** Your task **
Every line that includes the word "JSON" is to be listed.

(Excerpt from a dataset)
+===+
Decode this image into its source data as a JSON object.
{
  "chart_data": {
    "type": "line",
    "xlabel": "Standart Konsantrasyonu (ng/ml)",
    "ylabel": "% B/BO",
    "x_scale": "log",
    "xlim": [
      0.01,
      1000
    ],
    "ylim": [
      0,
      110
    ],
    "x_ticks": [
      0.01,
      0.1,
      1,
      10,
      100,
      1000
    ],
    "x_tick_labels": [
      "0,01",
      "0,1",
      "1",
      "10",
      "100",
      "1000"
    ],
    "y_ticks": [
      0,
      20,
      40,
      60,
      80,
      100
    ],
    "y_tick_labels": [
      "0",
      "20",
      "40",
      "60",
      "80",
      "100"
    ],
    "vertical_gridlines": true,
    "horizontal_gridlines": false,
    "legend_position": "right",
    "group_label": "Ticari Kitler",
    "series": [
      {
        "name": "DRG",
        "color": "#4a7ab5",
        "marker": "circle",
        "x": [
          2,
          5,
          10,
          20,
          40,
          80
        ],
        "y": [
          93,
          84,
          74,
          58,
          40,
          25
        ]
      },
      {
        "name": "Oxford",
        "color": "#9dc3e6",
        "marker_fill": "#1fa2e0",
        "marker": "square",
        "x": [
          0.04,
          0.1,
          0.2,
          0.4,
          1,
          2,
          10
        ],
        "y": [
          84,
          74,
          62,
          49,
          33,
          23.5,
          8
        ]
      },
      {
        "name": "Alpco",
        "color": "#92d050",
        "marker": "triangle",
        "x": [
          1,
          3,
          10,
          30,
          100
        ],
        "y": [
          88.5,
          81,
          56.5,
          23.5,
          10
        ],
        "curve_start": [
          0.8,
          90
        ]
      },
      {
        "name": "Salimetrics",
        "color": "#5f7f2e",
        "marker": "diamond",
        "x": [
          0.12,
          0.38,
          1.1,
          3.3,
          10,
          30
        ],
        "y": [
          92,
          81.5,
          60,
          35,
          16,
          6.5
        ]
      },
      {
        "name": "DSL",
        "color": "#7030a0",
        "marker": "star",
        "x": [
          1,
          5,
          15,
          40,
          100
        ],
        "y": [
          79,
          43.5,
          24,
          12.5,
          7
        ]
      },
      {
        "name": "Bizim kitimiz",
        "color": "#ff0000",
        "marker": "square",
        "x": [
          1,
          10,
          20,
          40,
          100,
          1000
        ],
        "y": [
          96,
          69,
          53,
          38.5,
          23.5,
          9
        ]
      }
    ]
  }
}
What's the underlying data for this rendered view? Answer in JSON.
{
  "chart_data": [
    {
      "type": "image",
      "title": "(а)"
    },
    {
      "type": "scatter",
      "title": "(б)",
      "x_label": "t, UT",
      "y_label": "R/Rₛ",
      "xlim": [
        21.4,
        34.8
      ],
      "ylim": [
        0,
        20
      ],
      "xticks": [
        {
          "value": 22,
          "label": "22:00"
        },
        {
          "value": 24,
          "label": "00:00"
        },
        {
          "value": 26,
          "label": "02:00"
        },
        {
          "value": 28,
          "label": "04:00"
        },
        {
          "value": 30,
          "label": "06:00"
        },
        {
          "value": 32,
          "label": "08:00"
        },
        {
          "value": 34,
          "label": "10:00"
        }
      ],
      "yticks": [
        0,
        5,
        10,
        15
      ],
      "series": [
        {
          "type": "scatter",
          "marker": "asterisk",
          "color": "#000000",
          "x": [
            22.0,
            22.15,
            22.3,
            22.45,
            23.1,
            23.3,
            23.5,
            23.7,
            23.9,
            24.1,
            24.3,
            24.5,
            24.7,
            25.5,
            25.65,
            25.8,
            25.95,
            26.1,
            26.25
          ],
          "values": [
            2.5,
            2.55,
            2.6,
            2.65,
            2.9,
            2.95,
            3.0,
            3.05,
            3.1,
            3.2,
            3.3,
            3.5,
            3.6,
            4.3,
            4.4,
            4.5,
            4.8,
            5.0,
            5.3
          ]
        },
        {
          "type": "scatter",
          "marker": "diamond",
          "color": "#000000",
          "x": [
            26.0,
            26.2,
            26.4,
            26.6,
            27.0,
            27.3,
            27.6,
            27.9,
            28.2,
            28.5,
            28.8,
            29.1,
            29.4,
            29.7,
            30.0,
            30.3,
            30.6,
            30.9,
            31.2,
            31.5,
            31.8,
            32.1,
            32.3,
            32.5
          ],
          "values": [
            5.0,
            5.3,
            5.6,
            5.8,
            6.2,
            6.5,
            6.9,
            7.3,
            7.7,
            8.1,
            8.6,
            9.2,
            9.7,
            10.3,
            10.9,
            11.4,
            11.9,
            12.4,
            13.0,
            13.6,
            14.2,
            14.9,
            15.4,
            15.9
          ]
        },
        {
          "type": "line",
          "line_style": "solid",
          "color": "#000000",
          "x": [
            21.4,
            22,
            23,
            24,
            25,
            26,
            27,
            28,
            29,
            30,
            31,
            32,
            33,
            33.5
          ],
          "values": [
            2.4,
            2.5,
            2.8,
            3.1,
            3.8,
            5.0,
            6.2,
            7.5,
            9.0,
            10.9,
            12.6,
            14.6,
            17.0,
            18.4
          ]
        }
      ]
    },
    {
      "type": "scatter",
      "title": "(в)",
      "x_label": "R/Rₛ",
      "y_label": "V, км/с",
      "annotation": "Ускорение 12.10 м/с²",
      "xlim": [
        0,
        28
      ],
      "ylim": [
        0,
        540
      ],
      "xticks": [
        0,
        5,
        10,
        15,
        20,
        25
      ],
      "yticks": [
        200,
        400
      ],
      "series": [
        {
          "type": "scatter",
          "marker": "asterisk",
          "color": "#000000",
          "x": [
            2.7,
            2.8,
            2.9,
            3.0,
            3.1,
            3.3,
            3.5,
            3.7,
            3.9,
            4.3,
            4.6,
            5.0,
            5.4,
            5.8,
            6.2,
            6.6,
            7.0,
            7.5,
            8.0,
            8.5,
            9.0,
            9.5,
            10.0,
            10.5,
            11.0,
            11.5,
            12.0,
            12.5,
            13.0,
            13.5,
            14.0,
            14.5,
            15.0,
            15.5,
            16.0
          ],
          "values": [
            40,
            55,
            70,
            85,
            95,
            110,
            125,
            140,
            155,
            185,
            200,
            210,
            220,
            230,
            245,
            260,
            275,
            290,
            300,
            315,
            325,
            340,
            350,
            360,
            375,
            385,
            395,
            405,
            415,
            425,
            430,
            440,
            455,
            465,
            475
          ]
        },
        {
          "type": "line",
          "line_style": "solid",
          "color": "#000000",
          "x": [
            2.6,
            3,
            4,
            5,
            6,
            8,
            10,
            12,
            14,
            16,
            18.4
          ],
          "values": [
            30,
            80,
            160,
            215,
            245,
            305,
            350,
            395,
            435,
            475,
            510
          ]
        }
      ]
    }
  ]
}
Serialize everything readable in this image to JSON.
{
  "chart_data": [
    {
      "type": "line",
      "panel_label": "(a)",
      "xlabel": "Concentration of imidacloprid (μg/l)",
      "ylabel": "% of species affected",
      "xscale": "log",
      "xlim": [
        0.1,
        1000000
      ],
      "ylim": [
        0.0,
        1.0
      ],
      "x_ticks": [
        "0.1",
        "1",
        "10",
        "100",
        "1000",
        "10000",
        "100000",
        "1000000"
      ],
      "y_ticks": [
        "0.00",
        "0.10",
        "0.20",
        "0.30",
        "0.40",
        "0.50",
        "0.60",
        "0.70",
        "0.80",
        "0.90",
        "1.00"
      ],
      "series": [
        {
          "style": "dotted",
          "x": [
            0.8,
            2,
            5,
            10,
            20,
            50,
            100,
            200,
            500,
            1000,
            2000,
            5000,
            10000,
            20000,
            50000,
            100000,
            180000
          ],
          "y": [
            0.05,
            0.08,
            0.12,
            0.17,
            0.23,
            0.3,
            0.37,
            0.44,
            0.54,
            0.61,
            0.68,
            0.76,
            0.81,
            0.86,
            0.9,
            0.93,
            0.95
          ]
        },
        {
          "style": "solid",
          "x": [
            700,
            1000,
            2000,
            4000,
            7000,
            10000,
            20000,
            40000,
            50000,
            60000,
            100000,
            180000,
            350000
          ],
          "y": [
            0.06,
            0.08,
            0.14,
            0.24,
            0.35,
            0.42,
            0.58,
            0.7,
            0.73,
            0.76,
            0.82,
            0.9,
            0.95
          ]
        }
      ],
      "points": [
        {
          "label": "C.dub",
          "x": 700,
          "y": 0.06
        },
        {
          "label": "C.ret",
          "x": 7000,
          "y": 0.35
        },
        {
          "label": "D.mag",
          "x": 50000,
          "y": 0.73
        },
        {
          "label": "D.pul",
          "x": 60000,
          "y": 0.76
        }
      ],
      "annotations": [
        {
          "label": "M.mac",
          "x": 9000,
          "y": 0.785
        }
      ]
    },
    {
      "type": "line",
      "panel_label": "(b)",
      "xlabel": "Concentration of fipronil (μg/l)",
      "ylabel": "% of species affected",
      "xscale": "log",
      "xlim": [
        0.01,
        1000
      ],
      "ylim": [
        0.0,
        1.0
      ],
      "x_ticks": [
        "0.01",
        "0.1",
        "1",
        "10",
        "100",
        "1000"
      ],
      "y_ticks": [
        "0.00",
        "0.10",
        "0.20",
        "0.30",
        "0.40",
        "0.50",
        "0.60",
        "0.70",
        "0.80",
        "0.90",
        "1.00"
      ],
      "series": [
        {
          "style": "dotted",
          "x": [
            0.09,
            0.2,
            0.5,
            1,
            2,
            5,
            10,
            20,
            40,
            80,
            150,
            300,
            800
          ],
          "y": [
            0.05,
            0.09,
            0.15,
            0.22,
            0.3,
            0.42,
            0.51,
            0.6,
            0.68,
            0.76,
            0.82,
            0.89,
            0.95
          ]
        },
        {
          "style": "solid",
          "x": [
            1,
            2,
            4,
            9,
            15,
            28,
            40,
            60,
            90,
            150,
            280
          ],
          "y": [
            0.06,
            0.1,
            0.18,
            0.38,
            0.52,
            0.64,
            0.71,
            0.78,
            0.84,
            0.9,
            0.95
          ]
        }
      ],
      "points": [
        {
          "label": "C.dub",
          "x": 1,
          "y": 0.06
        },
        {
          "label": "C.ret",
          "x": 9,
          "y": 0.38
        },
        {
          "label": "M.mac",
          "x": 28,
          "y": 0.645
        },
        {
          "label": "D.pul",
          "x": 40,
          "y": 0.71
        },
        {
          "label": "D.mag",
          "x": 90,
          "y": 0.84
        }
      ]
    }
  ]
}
+===+
** Response to the task **
Decode this image into its source data as a JSON object.
What's the underlying data for this rendered view? Answer in JSON.
Serialize everything readable in this image to JSON.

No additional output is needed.